How many lines of these entries hold the string "support"? Answer with the number alone.
____
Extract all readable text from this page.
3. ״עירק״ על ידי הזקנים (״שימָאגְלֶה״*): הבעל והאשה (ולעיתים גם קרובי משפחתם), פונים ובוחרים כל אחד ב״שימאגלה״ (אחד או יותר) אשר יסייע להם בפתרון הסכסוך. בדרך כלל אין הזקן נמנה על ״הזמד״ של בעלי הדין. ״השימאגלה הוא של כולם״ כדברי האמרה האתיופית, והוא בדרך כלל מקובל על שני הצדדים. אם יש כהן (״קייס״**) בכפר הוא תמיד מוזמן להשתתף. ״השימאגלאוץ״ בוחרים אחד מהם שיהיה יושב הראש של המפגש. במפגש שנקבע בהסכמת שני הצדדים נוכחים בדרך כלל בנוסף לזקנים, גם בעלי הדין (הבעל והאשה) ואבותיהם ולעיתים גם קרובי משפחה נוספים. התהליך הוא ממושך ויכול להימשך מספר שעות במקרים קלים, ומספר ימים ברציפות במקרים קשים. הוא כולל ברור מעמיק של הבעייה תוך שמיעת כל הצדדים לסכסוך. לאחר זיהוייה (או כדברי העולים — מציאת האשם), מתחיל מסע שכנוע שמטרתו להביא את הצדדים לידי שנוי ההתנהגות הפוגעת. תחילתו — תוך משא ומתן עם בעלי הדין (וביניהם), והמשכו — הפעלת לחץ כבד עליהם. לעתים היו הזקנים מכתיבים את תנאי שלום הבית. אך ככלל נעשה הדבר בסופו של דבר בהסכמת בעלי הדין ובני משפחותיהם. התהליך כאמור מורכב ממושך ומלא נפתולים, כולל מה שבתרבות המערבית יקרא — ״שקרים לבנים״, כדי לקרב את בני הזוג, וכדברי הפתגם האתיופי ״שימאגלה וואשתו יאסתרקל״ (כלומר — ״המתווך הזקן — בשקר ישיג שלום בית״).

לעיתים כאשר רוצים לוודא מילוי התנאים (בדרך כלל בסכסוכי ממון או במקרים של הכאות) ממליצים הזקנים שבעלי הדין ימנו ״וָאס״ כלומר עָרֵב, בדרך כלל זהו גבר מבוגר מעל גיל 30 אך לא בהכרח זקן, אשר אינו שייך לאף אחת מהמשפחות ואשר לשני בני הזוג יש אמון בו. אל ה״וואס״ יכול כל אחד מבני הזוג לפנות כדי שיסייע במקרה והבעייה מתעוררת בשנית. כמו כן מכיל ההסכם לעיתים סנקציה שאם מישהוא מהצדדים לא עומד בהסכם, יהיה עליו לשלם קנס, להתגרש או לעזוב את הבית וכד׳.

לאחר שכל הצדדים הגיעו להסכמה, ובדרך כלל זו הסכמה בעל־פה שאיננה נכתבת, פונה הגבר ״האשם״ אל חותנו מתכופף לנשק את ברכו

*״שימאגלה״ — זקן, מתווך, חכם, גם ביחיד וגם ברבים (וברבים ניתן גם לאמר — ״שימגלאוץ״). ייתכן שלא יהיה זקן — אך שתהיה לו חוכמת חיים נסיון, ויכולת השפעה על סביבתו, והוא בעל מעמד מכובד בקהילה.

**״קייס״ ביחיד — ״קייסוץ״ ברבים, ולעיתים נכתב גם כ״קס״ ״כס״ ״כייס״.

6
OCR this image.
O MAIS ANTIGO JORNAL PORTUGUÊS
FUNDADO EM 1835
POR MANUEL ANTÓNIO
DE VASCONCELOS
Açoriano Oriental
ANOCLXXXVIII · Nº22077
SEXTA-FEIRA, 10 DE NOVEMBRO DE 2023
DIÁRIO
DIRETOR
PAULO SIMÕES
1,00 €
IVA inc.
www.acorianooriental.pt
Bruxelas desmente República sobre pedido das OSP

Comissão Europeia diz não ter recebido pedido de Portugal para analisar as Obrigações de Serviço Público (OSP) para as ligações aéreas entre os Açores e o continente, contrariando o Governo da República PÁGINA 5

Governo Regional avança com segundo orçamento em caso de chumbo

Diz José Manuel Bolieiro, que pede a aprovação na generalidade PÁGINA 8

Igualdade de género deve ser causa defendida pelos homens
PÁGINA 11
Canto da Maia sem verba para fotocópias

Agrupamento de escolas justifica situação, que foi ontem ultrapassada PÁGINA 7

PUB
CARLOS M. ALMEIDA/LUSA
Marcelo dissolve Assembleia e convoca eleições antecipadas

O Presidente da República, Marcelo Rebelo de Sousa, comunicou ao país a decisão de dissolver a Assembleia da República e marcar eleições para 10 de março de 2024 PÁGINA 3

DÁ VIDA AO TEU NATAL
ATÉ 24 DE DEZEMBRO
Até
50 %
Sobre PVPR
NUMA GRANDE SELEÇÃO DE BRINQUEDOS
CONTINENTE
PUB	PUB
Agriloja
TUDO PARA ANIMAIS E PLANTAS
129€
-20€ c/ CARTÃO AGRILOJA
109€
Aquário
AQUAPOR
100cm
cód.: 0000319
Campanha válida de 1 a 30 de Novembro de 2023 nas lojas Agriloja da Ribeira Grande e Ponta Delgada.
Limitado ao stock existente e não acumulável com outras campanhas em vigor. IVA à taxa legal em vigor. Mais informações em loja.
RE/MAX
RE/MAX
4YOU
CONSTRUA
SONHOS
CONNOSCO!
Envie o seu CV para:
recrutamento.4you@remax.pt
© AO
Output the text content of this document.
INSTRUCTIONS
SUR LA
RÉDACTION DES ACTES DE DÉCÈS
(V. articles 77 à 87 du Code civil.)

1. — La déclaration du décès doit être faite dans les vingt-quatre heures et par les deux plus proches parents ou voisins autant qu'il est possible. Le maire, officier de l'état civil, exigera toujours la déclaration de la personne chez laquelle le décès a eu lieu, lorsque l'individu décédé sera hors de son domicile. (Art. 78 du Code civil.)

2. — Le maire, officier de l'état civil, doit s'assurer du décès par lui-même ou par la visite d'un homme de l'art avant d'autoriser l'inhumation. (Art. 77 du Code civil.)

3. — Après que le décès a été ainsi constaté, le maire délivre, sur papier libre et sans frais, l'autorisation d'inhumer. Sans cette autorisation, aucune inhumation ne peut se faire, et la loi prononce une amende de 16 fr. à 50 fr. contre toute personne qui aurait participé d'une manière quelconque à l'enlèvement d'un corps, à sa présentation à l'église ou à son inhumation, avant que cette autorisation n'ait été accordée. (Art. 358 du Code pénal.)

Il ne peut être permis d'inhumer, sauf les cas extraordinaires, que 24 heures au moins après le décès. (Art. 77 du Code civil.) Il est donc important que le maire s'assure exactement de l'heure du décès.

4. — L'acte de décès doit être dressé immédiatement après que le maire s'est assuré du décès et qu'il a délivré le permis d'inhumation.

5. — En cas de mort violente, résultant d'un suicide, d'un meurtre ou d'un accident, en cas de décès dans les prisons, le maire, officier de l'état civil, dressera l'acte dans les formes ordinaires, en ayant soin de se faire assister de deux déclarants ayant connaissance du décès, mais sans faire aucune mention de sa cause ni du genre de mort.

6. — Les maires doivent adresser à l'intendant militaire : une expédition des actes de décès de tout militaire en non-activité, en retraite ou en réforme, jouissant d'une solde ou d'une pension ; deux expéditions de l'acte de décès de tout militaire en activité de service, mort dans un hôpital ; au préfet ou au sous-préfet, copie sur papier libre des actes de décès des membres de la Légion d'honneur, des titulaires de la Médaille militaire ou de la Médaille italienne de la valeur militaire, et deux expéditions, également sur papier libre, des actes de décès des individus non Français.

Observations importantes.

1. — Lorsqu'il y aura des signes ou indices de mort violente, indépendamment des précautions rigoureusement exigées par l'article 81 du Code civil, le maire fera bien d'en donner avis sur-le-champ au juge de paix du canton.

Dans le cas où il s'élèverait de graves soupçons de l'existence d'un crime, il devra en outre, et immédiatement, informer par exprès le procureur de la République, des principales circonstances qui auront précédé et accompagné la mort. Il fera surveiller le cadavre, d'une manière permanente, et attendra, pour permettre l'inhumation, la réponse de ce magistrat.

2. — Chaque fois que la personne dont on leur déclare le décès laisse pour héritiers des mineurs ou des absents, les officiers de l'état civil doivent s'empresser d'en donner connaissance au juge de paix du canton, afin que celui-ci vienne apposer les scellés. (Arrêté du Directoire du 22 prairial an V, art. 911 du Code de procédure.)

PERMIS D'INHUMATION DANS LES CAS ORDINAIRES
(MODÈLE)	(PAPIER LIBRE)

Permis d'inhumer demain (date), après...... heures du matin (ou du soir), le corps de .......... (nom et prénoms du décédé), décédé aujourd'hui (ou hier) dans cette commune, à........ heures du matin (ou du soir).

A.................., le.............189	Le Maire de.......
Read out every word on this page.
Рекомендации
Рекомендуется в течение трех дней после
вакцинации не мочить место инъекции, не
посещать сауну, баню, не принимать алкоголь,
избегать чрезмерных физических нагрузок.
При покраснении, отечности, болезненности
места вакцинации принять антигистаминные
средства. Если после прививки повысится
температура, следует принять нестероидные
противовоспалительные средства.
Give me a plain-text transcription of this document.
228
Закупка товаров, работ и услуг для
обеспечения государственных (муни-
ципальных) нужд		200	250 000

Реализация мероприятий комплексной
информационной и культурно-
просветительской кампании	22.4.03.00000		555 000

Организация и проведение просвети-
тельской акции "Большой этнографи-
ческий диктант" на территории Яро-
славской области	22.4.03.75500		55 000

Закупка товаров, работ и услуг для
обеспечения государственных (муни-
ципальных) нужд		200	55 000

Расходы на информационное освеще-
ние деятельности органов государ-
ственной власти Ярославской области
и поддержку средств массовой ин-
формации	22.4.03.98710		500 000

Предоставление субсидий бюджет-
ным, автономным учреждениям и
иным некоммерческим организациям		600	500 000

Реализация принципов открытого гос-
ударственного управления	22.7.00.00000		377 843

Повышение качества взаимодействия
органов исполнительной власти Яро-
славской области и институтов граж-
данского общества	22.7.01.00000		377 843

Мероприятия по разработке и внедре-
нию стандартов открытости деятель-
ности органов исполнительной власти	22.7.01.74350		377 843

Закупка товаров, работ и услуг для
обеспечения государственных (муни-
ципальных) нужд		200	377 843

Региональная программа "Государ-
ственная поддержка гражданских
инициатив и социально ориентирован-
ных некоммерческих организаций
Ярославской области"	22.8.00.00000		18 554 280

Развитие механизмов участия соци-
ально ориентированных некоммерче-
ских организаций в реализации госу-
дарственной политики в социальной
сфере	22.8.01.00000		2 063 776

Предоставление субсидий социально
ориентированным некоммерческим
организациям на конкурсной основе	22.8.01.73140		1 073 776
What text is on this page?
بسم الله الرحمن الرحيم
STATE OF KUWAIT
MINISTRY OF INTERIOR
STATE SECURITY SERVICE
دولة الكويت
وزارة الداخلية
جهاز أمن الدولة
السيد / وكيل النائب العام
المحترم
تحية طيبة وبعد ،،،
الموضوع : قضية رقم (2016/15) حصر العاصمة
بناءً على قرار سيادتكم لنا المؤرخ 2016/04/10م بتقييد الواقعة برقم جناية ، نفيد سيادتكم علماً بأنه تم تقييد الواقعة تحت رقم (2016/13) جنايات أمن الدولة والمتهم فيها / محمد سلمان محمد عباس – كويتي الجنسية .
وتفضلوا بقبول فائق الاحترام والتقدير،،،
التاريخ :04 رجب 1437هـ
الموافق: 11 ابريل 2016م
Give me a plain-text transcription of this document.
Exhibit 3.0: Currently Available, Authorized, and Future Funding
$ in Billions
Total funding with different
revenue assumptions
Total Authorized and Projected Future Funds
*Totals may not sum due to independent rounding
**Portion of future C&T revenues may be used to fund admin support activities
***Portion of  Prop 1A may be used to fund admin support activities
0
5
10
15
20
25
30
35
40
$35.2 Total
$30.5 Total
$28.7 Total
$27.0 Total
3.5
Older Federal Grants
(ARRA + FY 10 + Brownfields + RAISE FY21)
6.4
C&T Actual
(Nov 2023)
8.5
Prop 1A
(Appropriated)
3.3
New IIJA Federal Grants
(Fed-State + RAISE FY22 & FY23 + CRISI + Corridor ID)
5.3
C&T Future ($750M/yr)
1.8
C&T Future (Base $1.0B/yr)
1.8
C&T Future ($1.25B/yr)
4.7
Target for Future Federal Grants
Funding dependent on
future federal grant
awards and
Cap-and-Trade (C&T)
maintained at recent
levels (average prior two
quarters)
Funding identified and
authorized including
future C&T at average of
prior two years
____
◆ The output
2